── Records shown

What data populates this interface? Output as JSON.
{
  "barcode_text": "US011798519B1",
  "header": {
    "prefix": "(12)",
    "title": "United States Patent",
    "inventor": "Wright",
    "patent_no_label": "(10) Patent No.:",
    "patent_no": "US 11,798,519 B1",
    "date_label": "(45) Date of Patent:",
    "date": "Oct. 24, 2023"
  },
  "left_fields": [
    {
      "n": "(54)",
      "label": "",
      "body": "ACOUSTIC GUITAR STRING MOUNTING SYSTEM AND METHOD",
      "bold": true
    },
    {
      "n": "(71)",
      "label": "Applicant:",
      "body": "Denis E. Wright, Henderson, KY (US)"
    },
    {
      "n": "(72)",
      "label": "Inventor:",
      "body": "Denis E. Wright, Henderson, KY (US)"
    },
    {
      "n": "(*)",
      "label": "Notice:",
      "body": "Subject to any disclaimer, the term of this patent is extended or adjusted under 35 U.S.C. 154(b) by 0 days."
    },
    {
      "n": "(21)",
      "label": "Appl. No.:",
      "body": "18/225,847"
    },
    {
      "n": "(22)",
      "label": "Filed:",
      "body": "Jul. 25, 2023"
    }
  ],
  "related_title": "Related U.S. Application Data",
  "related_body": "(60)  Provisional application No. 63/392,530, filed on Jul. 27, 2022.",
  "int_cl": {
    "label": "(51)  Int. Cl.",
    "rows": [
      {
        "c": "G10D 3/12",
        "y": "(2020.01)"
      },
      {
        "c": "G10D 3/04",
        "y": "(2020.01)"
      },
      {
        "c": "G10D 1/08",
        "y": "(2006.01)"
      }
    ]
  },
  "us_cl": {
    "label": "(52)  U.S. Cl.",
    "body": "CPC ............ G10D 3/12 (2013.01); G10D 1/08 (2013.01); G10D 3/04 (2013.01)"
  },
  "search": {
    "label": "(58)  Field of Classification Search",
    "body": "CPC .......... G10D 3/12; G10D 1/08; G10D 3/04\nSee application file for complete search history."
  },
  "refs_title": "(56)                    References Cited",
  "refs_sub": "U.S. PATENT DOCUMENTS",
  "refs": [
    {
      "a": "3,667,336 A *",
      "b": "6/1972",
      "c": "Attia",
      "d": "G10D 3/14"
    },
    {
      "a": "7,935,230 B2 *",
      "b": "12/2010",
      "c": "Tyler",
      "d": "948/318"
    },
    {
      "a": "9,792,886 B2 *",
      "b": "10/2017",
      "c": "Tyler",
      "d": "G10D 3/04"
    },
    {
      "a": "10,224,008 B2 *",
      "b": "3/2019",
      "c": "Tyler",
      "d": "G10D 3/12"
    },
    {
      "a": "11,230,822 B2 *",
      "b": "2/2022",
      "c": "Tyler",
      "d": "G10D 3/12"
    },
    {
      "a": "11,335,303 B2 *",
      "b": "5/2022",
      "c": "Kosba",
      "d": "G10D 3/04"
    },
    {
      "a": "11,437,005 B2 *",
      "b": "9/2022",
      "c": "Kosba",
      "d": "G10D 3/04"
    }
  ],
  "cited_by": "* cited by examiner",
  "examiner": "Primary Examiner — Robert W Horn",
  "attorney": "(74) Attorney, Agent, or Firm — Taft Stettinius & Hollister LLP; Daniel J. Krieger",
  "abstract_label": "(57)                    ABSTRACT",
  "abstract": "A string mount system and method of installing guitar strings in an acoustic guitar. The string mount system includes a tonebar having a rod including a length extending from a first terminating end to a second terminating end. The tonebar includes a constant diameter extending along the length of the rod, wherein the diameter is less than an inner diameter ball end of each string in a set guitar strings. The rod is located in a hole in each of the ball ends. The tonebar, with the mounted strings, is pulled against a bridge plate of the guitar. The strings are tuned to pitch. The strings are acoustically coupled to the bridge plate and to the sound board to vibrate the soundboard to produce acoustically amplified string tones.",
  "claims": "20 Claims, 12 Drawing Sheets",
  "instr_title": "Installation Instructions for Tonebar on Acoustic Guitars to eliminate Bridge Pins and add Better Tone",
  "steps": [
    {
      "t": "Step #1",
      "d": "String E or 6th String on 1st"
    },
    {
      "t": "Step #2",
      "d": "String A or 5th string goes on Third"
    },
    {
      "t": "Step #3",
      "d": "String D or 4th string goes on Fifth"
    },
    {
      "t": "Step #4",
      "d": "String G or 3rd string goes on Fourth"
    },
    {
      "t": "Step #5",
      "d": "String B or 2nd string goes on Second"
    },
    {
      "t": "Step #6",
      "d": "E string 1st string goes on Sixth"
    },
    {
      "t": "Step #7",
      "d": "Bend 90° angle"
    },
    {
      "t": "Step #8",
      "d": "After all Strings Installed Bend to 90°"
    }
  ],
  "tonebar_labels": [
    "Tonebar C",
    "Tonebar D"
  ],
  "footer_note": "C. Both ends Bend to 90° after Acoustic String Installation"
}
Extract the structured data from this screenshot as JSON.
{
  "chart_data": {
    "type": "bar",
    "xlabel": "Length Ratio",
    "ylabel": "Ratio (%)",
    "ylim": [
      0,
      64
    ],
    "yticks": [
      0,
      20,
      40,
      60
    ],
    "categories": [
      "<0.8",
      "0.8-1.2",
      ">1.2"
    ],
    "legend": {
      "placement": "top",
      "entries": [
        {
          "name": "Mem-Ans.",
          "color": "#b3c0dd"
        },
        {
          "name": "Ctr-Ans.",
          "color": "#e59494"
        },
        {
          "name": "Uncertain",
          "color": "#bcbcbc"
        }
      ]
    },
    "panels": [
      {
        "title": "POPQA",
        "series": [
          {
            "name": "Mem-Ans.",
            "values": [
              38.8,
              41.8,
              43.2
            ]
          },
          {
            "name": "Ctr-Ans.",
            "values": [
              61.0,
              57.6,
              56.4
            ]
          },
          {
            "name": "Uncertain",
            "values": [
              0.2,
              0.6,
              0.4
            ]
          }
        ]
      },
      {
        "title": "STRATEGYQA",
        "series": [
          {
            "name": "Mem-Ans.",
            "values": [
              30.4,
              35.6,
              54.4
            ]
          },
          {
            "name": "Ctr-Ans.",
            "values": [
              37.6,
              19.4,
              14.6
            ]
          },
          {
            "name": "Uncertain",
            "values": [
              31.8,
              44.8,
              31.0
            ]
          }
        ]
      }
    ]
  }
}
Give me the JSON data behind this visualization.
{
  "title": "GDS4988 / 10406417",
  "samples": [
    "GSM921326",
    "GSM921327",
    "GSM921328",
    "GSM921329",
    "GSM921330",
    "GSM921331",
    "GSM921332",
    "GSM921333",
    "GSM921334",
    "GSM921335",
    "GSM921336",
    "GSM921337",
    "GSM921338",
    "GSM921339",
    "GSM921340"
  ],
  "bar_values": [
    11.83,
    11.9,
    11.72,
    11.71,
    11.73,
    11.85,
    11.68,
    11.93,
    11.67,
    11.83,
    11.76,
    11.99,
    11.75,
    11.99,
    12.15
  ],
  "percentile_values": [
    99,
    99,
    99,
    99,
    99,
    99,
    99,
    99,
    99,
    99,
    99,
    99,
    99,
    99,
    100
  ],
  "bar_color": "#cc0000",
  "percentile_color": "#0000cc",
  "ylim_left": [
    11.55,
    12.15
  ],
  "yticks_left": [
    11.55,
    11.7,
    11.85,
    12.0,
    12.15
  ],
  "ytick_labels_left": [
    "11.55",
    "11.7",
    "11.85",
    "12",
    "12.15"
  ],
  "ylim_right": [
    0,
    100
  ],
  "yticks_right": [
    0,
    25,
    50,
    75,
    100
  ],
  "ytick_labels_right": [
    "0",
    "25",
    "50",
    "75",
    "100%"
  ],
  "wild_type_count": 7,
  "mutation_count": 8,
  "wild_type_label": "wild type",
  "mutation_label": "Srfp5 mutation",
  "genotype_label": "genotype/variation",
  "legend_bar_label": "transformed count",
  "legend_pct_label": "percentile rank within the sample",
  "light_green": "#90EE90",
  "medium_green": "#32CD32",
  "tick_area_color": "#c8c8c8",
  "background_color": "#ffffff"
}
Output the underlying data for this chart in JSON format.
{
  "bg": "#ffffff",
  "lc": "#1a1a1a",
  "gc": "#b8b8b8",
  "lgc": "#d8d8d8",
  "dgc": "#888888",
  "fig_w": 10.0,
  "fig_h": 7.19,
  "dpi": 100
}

────

What is being asked
With the line containing "Output the underlying" as the first and the last line of the records as the final one, print exactly the lines in that span.

Expected answer
Output the underlying data for this chart in JSON format.
{
  "bg": "#ffffff",
  "lc": "#1a1a1a",
  "gc": "#b8b8b8",
  "lgc": "#d8d8d8",
  "dgc": "#888888",
  "fig_w": 10.0,
  "fig_h": 7.19,
  "dpi": 100
}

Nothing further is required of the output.